TASK BRIEF
Copy, from the entries below, each line where the word "ERNESTO" can be found.

DATA RECORDS

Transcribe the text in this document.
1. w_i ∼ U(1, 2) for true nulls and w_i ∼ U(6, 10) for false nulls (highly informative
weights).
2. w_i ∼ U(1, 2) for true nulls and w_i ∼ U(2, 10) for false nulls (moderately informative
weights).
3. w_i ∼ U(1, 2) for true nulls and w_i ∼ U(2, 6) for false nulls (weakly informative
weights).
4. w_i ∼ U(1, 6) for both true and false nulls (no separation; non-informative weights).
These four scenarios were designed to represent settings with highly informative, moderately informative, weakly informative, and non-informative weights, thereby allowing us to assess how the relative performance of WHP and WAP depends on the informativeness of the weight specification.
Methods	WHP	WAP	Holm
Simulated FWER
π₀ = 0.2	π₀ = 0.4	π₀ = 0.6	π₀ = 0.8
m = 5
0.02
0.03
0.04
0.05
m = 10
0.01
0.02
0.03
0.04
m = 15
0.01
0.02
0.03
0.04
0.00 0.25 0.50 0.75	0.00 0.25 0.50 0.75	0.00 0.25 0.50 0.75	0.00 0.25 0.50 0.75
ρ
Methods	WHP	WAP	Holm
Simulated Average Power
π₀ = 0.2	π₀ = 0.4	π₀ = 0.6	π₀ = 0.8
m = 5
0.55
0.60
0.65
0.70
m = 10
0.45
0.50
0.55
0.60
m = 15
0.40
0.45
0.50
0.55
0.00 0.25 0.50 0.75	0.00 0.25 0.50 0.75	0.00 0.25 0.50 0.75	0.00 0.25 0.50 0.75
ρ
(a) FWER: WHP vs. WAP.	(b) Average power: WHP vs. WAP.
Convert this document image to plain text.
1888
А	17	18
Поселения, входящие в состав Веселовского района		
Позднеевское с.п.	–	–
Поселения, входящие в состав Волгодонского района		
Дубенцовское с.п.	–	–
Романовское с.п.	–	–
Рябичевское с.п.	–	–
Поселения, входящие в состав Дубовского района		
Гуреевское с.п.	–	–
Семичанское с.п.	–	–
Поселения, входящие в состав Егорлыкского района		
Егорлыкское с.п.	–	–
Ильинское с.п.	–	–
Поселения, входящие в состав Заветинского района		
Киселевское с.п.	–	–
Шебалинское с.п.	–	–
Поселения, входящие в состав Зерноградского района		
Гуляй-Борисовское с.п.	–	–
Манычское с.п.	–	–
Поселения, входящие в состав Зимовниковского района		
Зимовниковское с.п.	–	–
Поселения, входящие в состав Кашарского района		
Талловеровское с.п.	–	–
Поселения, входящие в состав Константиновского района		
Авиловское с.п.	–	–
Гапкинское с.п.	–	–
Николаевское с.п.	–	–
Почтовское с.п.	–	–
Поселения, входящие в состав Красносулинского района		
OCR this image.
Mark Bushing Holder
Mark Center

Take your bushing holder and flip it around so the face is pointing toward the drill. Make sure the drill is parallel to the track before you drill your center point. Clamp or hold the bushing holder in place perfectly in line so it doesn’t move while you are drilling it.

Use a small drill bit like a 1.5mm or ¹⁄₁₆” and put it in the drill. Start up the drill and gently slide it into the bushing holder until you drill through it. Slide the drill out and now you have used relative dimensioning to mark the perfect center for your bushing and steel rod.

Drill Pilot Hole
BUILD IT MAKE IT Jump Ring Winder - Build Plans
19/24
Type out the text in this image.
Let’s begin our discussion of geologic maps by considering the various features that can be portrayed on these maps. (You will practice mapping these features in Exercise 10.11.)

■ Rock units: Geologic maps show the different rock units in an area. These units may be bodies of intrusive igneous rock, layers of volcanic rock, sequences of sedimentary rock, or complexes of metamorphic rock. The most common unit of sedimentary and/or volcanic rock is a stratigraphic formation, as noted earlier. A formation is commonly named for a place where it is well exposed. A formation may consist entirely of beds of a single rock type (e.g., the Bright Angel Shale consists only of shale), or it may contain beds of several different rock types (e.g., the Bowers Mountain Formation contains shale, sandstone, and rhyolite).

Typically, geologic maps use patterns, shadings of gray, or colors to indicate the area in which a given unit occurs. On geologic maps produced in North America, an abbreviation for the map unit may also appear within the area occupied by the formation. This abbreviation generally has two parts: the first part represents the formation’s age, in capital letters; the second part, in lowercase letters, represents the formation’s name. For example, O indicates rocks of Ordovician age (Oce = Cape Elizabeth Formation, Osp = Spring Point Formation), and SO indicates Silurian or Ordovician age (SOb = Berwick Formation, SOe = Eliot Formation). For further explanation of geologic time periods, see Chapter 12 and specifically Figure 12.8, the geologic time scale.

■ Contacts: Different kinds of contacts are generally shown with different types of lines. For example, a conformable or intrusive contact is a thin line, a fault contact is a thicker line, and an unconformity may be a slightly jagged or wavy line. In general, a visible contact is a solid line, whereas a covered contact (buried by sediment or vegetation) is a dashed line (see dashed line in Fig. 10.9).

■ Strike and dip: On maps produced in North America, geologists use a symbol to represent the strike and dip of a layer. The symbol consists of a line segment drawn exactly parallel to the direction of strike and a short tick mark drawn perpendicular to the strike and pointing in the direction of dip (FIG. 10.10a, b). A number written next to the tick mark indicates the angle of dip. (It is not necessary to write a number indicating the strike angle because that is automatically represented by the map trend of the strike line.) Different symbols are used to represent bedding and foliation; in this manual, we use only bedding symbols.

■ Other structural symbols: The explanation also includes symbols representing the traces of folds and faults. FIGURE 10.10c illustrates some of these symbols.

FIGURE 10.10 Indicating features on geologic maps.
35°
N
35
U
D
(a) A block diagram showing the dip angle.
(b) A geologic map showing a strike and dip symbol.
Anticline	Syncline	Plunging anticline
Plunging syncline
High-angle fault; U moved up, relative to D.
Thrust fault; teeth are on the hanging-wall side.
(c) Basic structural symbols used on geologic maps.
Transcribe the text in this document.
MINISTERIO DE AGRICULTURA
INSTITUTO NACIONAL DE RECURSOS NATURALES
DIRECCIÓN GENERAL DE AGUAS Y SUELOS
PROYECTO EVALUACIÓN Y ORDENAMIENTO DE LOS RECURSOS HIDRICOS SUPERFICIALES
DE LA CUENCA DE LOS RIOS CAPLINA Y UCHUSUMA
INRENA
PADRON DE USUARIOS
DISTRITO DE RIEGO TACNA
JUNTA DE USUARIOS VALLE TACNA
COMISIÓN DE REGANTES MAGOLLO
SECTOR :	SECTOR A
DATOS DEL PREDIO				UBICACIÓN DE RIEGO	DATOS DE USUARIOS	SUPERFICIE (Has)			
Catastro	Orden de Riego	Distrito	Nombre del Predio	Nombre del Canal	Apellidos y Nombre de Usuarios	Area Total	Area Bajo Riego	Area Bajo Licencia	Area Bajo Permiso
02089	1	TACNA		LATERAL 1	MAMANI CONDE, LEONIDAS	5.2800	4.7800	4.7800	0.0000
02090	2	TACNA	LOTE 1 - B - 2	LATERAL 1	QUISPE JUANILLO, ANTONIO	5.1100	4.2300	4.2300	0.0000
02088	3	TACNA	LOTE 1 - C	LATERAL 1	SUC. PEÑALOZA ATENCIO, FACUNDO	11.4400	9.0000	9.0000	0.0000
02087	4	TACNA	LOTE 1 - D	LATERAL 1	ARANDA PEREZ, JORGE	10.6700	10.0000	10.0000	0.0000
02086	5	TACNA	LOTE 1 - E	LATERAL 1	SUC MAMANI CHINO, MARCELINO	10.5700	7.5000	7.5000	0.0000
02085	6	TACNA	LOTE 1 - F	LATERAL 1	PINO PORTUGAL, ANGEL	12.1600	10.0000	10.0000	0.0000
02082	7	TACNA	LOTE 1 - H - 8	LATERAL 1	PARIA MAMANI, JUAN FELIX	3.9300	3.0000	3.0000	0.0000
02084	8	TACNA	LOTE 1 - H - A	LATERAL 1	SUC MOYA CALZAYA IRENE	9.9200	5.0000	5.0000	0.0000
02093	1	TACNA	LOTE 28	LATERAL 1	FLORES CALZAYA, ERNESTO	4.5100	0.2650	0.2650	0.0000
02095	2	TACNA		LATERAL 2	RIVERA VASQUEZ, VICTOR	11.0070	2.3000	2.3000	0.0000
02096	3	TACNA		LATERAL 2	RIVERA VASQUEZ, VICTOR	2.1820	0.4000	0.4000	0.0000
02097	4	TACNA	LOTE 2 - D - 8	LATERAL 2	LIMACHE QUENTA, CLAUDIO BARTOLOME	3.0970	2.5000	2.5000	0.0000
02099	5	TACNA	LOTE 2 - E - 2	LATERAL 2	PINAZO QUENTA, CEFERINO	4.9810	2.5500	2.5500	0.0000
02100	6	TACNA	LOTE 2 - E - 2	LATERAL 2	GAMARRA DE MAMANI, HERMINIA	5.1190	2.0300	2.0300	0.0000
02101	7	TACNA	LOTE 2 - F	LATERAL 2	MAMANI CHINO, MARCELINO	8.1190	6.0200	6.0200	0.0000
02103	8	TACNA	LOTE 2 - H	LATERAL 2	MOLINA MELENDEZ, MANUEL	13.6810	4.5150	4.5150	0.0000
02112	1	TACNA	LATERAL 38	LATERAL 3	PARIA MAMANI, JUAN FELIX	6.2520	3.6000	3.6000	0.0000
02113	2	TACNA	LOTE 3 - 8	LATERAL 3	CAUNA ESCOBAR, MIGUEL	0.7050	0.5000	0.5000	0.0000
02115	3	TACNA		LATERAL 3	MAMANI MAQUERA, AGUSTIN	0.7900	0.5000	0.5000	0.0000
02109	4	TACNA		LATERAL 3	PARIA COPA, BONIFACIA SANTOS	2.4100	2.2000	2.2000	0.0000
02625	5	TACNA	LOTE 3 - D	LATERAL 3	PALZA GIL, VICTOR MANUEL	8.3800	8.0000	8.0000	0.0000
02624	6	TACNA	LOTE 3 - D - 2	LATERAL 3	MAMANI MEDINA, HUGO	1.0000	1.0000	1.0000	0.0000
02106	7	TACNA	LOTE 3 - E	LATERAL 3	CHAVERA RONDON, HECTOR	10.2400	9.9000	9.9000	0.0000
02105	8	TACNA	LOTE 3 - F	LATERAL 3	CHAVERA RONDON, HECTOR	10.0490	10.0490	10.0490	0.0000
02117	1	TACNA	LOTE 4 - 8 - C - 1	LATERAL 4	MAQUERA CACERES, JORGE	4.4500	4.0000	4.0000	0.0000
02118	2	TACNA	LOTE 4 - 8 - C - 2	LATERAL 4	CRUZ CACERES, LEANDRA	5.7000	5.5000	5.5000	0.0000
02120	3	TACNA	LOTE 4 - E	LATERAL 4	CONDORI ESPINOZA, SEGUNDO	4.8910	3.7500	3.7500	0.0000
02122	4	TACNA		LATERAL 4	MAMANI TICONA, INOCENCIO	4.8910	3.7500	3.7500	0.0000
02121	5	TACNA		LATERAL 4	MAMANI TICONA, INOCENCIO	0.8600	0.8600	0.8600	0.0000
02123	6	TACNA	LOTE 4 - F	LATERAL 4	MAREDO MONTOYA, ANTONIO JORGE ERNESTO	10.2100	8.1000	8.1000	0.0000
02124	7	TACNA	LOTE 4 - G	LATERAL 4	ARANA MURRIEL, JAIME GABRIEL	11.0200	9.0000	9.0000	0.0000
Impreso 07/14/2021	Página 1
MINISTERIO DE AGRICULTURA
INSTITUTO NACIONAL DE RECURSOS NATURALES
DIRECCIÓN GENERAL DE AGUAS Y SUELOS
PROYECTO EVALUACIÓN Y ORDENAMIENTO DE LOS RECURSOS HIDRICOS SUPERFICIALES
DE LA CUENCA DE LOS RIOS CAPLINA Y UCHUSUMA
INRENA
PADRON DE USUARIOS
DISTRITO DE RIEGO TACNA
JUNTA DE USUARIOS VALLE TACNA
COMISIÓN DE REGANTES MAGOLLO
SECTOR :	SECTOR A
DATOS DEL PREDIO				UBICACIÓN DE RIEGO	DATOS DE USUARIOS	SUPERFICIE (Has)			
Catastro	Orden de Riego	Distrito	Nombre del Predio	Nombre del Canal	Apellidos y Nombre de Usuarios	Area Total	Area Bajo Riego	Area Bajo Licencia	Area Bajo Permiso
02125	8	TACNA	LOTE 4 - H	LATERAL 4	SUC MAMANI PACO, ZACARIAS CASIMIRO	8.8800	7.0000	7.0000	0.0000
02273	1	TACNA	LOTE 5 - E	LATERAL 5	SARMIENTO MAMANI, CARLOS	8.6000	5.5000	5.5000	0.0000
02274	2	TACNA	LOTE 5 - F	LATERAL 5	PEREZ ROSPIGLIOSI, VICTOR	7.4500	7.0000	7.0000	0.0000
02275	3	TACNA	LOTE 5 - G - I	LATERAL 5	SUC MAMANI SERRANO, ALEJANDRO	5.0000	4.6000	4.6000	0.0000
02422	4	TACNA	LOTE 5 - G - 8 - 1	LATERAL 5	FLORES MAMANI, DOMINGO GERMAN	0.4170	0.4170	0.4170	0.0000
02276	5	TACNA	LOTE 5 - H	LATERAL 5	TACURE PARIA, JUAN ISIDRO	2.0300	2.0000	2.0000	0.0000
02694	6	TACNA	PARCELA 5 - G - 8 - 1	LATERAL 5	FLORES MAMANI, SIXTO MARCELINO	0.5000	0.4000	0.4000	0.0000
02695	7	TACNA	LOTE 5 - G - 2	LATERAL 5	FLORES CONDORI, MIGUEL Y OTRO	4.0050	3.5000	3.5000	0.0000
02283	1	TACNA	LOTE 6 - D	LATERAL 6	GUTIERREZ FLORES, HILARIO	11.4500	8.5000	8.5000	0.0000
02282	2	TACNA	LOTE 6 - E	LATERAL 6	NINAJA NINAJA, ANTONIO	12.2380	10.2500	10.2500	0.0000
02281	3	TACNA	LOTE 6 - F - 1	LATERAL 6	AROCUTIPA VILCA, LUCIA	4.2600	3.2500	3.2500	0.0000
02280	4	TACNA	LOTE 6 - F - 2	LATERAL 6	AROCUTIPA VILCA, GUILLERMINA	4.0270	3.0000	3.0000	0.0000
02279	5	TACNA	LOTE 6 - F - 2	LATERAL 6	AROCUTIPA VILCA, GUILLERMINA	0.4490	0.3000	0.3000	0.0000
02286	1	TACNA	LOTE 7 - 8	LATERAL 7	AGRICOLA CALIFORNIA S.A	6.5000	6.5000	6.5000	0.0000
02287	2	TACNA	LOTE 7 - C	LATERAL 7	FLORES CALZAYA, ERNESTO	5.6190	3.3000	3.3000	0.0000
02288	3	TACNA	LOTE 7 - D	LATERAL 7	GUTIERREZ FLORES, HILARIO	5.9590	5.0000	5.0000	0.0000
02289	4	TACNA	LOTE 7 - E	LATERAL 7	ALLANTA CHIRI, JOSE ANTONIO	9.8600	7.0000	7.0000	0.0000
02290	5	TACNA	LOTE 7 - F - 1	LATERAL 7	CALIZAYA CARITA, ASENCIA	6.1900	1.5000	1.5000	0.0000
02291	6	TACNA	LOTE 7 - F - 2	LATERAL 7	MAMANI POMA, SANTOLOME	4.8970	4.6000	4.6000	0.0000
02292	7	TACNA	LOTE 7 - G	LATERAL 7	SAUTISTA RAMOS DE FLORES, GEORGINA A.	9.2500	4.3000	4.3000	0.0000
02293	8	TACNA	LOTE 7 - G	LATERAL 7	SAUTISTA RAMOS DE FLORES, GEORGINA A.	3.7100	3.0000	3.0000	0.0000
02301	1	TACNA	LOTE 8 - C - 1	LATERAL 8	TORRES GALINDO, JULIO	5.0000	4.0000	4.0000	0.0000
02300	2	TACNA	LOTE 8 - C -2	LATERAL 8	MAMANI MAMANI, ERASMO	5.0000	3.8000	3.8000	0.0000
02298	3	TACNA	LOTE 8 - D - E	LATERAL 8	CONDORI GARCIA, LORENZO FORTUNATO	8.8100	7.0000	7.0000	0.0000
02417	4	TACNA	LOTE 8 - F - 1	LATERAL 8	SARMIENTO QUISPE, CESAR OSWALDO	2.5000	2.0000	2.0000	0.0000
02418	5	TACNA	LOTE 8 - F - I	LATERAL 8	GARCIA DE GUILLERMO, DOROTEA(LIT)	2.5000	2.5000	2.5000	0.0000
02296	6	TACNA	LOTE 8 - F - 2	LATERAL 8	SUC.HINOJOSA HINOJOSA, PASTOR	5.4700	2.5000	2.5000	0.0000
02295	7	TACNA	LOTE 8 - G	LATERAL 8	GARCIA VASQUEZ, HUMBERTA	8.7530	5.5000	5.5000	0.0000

THE ANSWER
02093	1	TACNA	LOTE 28	LATERAL 1	FLORES CALZAYA, ERNESTO	4.5100	0.2650	0.2650	0.0000
02123	6	TACNA	LOTE 4 - F	LATERAL 4	MAREDO MONTOYA, ANTONIO JORGE ERNESTO	10.2100	8.1000	8.1000	0.0000
02287	2	TACNA	LOTE 7 - C	LATERAL 7	FLORES CALZAYA, ERNESTO	5.6190	3.3000	3.3000	0.0000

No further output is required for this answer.